Check each line of the material. Copy those containing "name".

*Items*
-.-.-
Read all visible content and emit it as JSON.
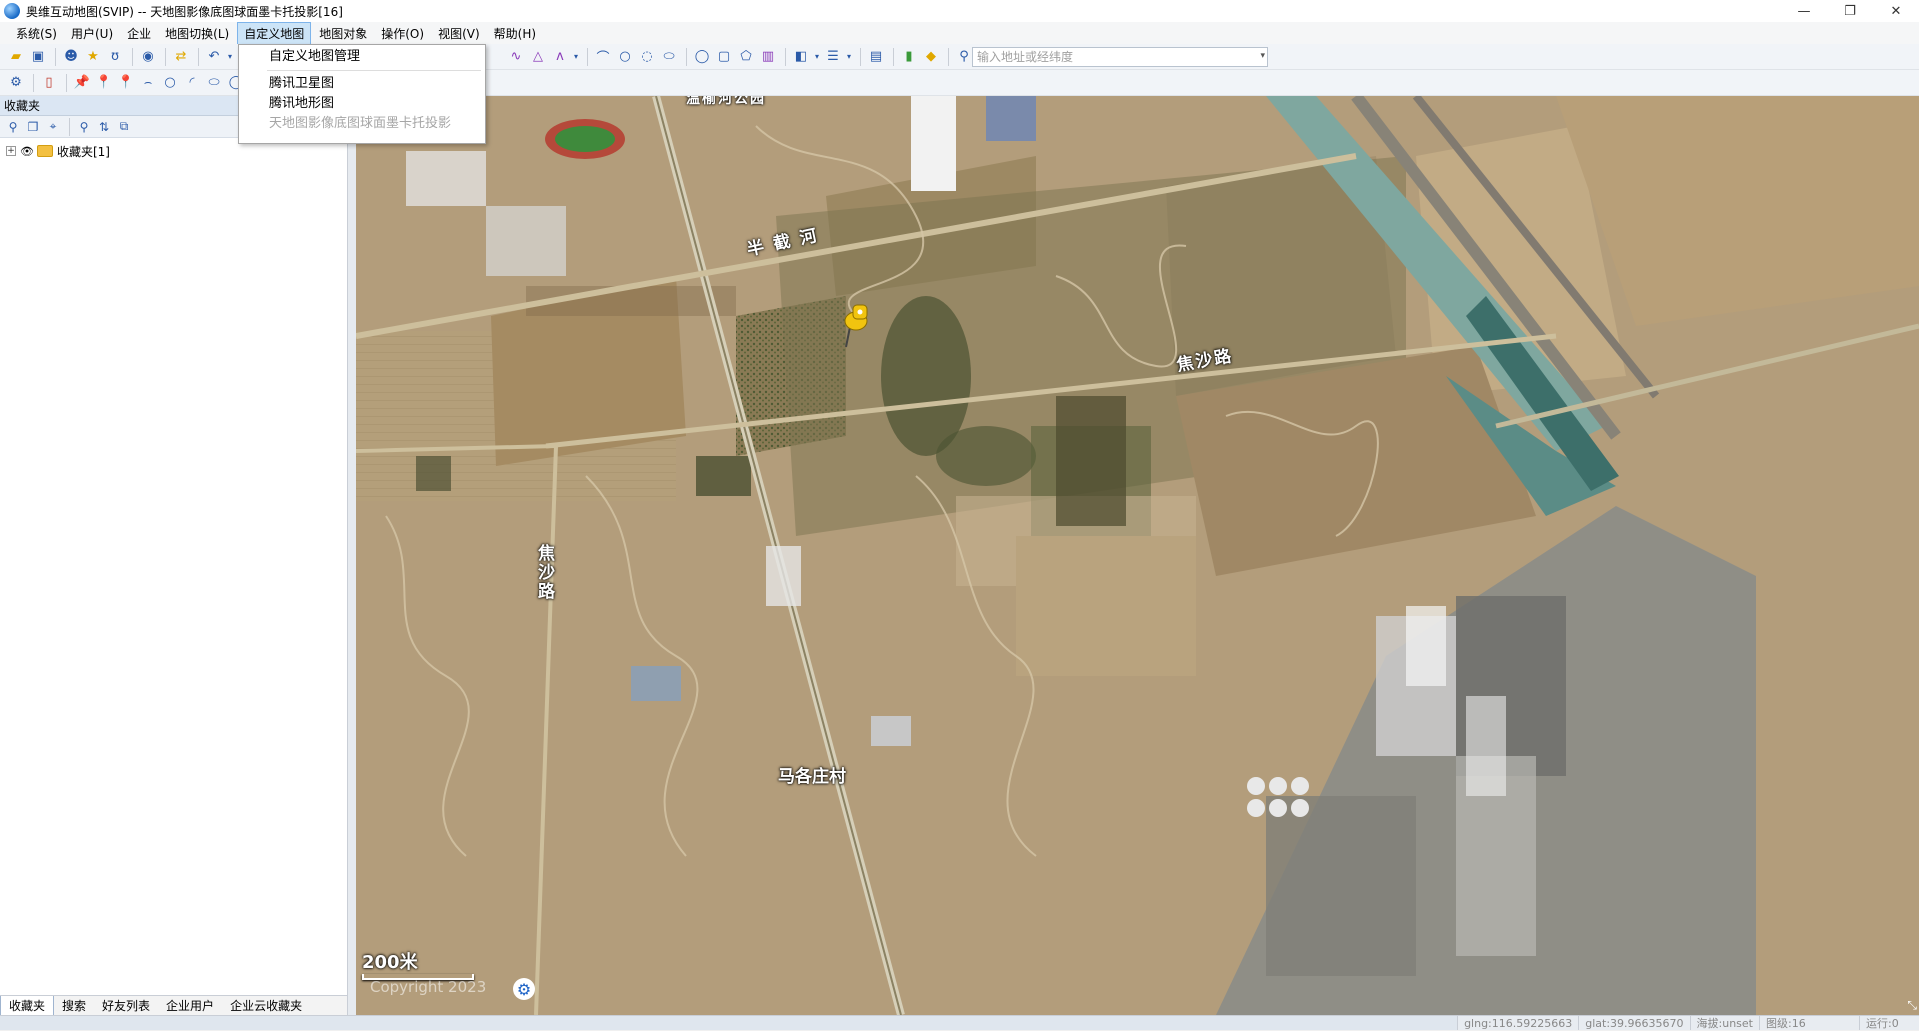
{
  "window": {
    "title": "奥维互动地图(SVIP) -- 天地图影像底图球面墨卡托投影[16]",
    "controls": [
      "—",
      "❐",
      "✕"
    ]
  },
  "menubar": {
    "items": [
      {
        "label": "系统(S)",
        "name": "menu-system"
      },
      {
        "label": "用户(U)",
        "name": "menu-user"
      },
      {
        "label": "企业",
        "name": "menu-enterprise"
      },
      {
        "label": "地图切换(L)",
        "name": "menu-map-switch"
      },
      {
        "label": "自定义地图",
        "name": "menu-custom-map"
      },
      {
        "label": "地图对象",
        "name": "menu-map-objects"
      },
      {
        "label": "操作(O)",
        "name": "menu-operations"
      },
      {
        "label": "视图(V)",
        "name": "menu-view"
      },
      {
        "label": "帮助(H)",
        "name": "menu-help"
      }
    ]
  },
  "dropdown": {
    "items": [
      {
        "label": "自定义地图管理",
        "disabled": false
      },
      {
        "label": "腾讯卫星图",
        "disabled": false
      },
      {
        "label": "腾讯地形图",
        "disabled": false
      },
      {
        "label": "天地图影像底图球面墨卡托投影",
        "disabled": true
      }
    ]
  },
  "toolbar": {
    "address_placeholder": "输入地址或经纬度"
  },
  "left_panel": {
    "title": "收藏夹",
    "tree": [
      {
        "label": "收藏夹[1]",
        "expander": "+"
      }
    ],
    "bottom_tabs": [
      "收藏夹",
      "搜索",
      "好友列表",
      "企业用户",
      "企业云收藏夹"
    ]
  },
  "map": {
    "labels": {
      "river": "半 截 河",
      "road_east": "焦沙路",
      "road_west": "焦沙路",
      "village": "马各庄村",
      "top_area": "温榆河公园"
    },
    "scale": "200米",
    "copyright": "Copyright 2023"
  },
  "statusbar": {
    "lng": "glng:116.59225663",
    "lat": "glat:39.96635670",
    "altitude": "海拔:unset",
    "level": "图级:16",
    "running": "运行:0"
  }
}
-.-.-
*The answer*
        "name": "menu-system"
        "name": "menu-user"
        "name": "menu-enterprise"
        "name": "menu-map-switch"
        "name": "menu-custom-map"
        "name": "menu-map-objects"
        "name": "menu-operations"
        "name": "menu-view"
        "name": "menu-help"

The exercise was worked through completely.